To be done ▸ Print every line of the records below word for word, and leave the pictures out of your answer.

:: Given information ::

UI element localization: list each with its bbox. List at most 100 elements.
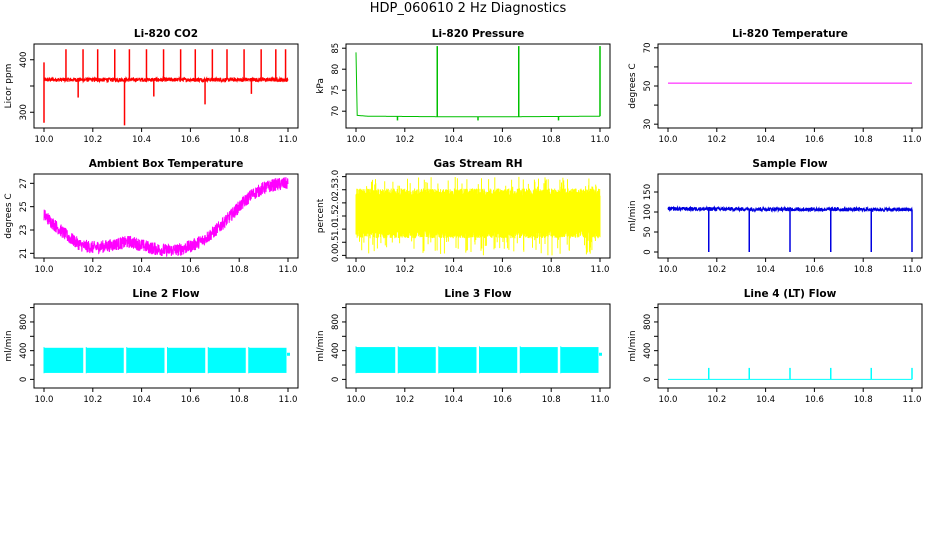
x-tick-label: 10.4 (756, 135, 775, 145)
x-tick-label: 10.8 (854, 395, 873, 405)
x-tick-label: 10.2 (395, 265, 414, 275)
x-tick-label: 10.2 (707, 135, 726, 145)
series-group (43, 347, 290, 374)
flow-block (248, 347, 287, 373)
y-tick-label: 23 (19, 225, 29, 236)
plot-frame (657, 43, 923, 129)
x-tick-label: 10.2 (707, 395, 726, 405)
y-tick-label: 0 (331, 377, 341, 382)
x-tick-label: 10.2 (395, 395, 414, 405)
chart-panel-1: Li-820 CO2 Licor ppm 10.0 10.2 10.4 10.6 10.8 1… (4, 28, 299, 145)
main-title: HDP_060610 2 Hz Diagnostics (369, 1, 567, 16)
chart-panel-2: Li-820 Pressure kPa 10.0 10.2 10.4 10.6 10.8 11… (316, 28, 611, 145)
x-tick-label: 10.4 (132, 395, 151, 405)
y-tick-label: 2.0 (331, 196, 341, 210)
x-tick-label: 10.6 (805, 135, 824, 145)
chart-panel-6: Sample Flow ml/min 10.0 10.2 10.4 10.6 10.8 11.… (628, 158, 923, 275)
series-group (355, 46, 601, 121)
x-tick-label: 10.2 (83, 395, 102, 405)
y-tick-label: 1.0 (331, 222, 341, 236)
x-tick-label: 10.4 (756, 265, 775, 275)
series-trace (355, 52, 600, 118)
panel-title: Gas Stream RH (433, 158, 522, 170)
y-tick-label: 70 (643, 42, 653, 53)
plot-frame (33, 43, 299, 129)
x-tick-label: 10.6 (805, 265, 824, 275)
x-tick-label: 10.6 (181, 265, 200, 275)
x-tick-label: 10.2 (83, 265, 102, 275)
y-tick-label: 150 (643, 184, 653, 200)
chart-panel-7: Line 2 Flow ml/min 10.0 10.2 10.4 10.6 10.8 11.… (4, 288, 299, 405)
y-tick-label: 70 (331, 106, 341, 117)
flow-block (126, 347, 165, 373)
y-tick-label: 800 (331, 314, 341, 330)
x-tick-label: 10.0 (659, 135, 678, 145)
x-tick-label: 10.6 (181, 395, 200, 405)
y-tick-label: 27 (19, 178, 29, 189)
y-tick-label: 300 (19, 104, 29, 120)
y-axis-label: ml/min (316, 330, 326, 361)
panel-title: Ambient Box Temperature (89, 158, 244, 170)
series-trace (355, 176, 601, 256)
y-axis-label: Licor ppm (4, 64, 14, 109)
panel-title: Li-820 Temperature (732, 28, 848, 40)
x-tick-label: 10.6 (181, 135, 200, 145)
flow-block (560, 347, 599, 373)
plot-frame (345, 303, 611, 389)
y-tick-label: 30 (643, 119, 653, 130)
x-tick-label: 10.8 (854, 135, 873, 145)
x-tick-label: 11.0 (903, 135, 922, 145)
flow-block (479, 347, 518, 373)
plot-frame (345, 43, 611, 129)
flow-block (398, 347, 436, 373)
y-tick-label: 21 (19, 248, 29, 259)
x-tick-label: 10.0 (347, 135, 366, 145)
x-tick-label: 11.0 (591, 395, 610, 405)
x-tick-label: 11.0 (903, 265, 922, 275)
y-axis-label: ml/min (4, 330, 14, 361)
x-tick-label: 10.0 (347, 265, 366, 275)
x-tick-label: 10.4 (132, 135, 151, 145)
y-axis-label: degrees C (4, 193, 14, 238)
y-tick-label: 75 (331, 85, 341, 96)
plot-frame (33, 303, 299, 389)
panel-title: Li-820 CO2 (134, 28, 198, 40)
x-tick-label: 10.0 (35, 395, 54, 405)
plot-frame (33, 173, 299, 259)
x-tick-label: 10.4 (444, 135, 463, 145)
y-tick-label: 0.0 (331, 249, 341, 263)
y-tick-label: 400 (331, 343, 341, 359)
y-tick-label: 3.0 (331, 170, 341, 184)
x-tick-label: 10.8 (230, 135, 249, 145)
flow-block (167, 347, 206, 373)
y-tick-label: 80 (331, 64, 341, 75)
y-tick-label: 85 (331, 43, 341, 54)
flow-block (208, 347, 246, 373)
y-tick-label: 0.5 (331, 235, 341, 249)
x-tick-label: 10.8 (230, 265, 249, 275)
flow-block (44, 347, 84, 373)
x-tick-label: 10.0 (659, 265, 678, 275)
x-tick-label: 10.8 (854, 265, 873, 275)
x-tick-label: 10.8 (542, 135, 561, 145)
y-tick-label: 100 (643, 204, 653, 220)
x-tick-label: 10.8 (230, 395, 249, 405)
series-group (355, 346, 602, 374)
y-tick-label: 50 (643, 227, 653, 238)
y-tick-label: 400 (19, 343, 29, 359)
x-tick-label: 10.2 (83, 135, 102, 145)
flow-block (520, 347, 558, 373)
y-axis-label: ml/min (628, 330, 638, 361)
x-tick-label: 10.4 (132, 265, 151, 275)
series-group (43, 177, 289, 257)
y-tick-label: 400 (19, 52, 29, 68)
series-group (355, 176, 601, 256)
y-tick-label: 0 (643, 249, 653, 254)
series-group (667, 205, 913, 252)
x-tick-label: 10.8 (542, 395, 561, 405)
x-tick-label: 10.6 (493, 395, 512, 405)
x-tick-label: 10.0 (35, 265, 54, 275)
x-tick-label: 11.0 (279, 395, 298, 405)
x-tick-label: 11.0 (903, 395, 922, 405)
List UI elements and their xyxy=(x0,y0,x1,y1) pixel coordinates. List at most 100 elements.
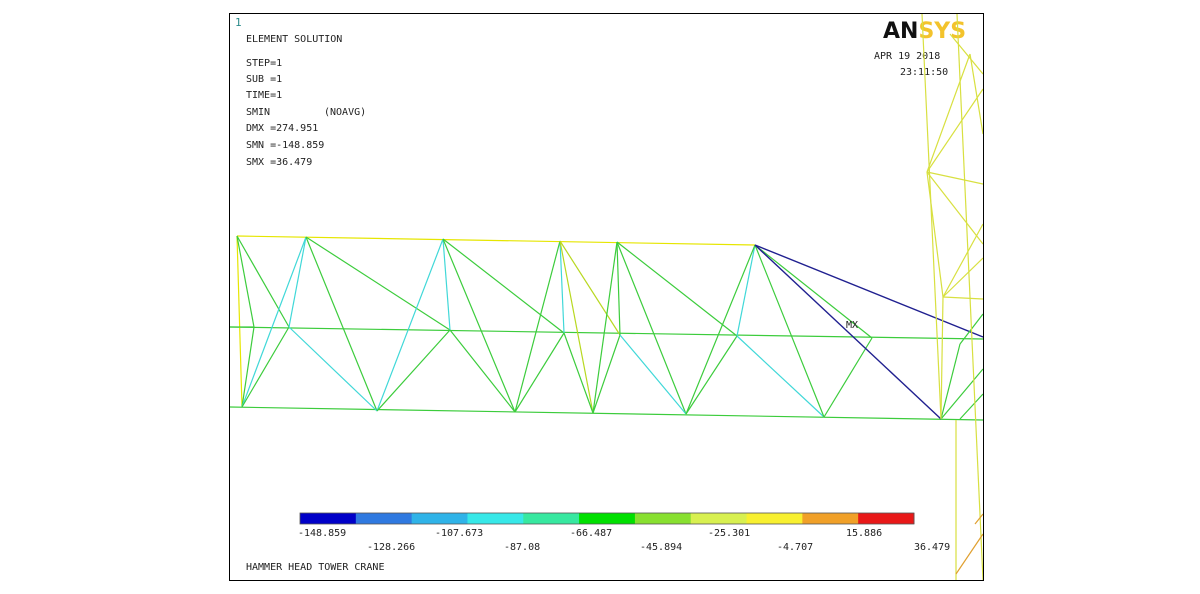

:::

The completed task ▸
UI element localization: list each with its bbox. List at most 100 elements.
x-tick-label: 10.4 (756, 135, 775, 145)
x-tick-label: 10.8 (854, 395, 873, 405)
x-tick-label: 10.2 (395, 265, 414, 275)
x-tick-label: 10.2 (707, 135, 726, 145)
series-group (43, 347, 290, 374)
flow-block (248, 347, 287, 373)
y-tick-label: 23 (19, 225, 29, 236)
plot-frame (657, 43, 923, 129)
x-tick-label: 10.2 (707, 395, 726, 405)
y-tick-label: 0 (331, 377, 341, 382)
x-tick-label: 10.2 (395, 395, 414, 405)
chart-panel-1: Li-820 CO2 Licor ppm 10.0 10.2 10.4 10.6 10.8 1… (4, 28, 299, 145)
main-title: HDP_060610 2 Hz Diagnostics (369, 1, 567, 16)
chart-panel-2: Li-820 Pressure kPa 10.0 10.2 10.4 10.6 10.8 11… (316, 28, 611, 145)
x-tick-label: 10.4 (132, 395, 151, 405)
y-tick-label: 2.0 (331, 196, 341, 210)
x-tick-label: 10.6 (805, 135, 824, 145)
chart-panel-6: Sample Flow ml/min 10.0 10.2 10.4 10.6 10.8 11.… (628, 158, 923, 275)
series-group (355, 46, 601, 121)
x-tick-label: 10.2 (83, 395, 102, 405)
y-tick-label: 1.0 (331, 222, 341, 236)
x-tick-label: 10.4 (756, 265, 775, 275)
series-trace (355, 52, 600, 118)
panel-title: Gas Stream RH (433, 158, 522, 170)
y-tick-label: 70 (643, 42, 653, 53)
plot-frame (33, 43, 299, 129)
x-tick-label: 10.6 (805, 265, 824, 275)
x-tick-label: 10.6 (181, 265, 200, 275)
x-tick-label: 10.2 (83, 265, 102, 275)
y-tick-label: 150 (643, 184, 653, 200)
chart-panel-7: Line 2 Flow ml/min 10.0 10.2 10.4 10.6 10.8 11.… (4, 288, 299, 405)
y-tick-label: 70 (331, 106, 341, 117)
flow-block (126, 347, 165, 373)
y-tick-label: 800 (331, 314, 341, 330)
x-tick-label: 10.0 (659, 135, 678, 145)
x-tick-label: 10.6 (181, 395, 200, 405)
y-tick-label: 27 (19, 178, 29, 189)
y-tick-label: 300 (19, 104, 29, 120)
y-axis-label: ml/min (316, 330, 326, 361)
panel-title: Ambient Box Temperature (89, 158, 244, 170)
series-trace (355, 176, 601, 256)
y-axis-label: Licor ppm (4, 64, 14, 109)
panel-title: Li-820 Temperature (732, 28, 848, 40)
x-tick-label: 10.6 (181, 135, 200, 145)
flow-block (560, 347, 599, 373)
plot-frame (345, 303, 611, 389)
y-tick-label: 30 (643, 119, 653, 130)
x-tick-label: 10.8 (854, 135, 873, 145)
x-tick-label: 11.0 (903, 135, 922, 145)
flow-block (479, 347, 518, 373)
plot-frame (345, 43, 611, 129)
flow-block (398, 347, 436, 373)
y-tick-label: 21 (19, 248, 29, 259)
x-tick-label: 10.0 (347, 135, 366, 145)
x-tick-label: 11.0 (591, 395, 610, 405)
x-tick-label: 11.0 (903, 265, 922, 275)
y-axis-label: ml/min (4, 330, 14, 361)
x-tick-label: 10.0 (347, 265, 366, 275)
x-tick-label: 10.4 (132, 135, 151, 145)
y-axis-label: degrees C (4, 193, 14, 238)
y-tick-label: 75 (331, 85, 341, 96)
plot-frame (33, 303, 299, 389)
panel-title: Li-820 CO2 (134, 28, 198, 40)
x-tick-label: 10.0 (35, 395, 54, 405)
plot-frame (33, 173, 299, 259)
x-tick-label: 10.4 (444, 135, 463, 145)
y-tick-label: 0.0 (331, 249, 341, 263)
y-tick-label: 400 (331, 343, 341, 359)
y-tick-label: 3.0 (331, 170, 341, 184)
x-tick-label: 10.8 (230, 135, 249, 145)
flow-block (167, 347, 206, 373)
y-tick-label: 80 (331, 64, 341, 75)
y-tick-label: 85 (331, 43, 341, 54)
flow-block (208, 347, 246, 373)
y-tick-label: 0.5 (331, 235, 341, 249)
x-tick-label: 10.8 (230, 265, 249, 275)
flow-block (44, 347, 84, 373)
x-tick-label: 10.0 (659, 265, 678, 275)
x-tick-label: 10.8 (854, 265, 873, 275)
x-tick-label: 10.8 (542, 135, 561, 145)
y-tick-label: 100 (643, 204, 653, 220)
x-tick-label: 10.8 (230, 395, 249, 405)
series-group (355, 346, 602, 374)
y-tick-label: 50 (643, 227, 653, 238)
y-tick-label: 400 (19, 343, 29, 359)
x-tick-label: 10.2 (83, 135, 102, 145)
flow-block (520, 347, 558, 373)
y-axis-label: ml/min (628, 330, 638, 361)
x-tick-label: 10.4 (132, 265, 151, 275)
series-group (43, 177, 289, 257)
y-tick-label: 400 (19, 52, 29, 68)
series-group (355, 176, 601, 256)
y-tick-label: 0 (643, 249, 653, 254)
series-group (667, 205, 913, 252)
x-tick-label: 10.8 (542, 395, 561, 405)
x-tick-label: 10.6 (493, 395, 512, 405)
x-tick-label: 10.0 (35, 265, 54, 275)
x-tick-label: 11.0 (279, 395, 298, 405)
x-tick-label: 11.0 (903, 395, 922, 405)
List UI elements and their xyxy=(x0,y0,x1,y1) pixel coordinates. List at most 100 elements.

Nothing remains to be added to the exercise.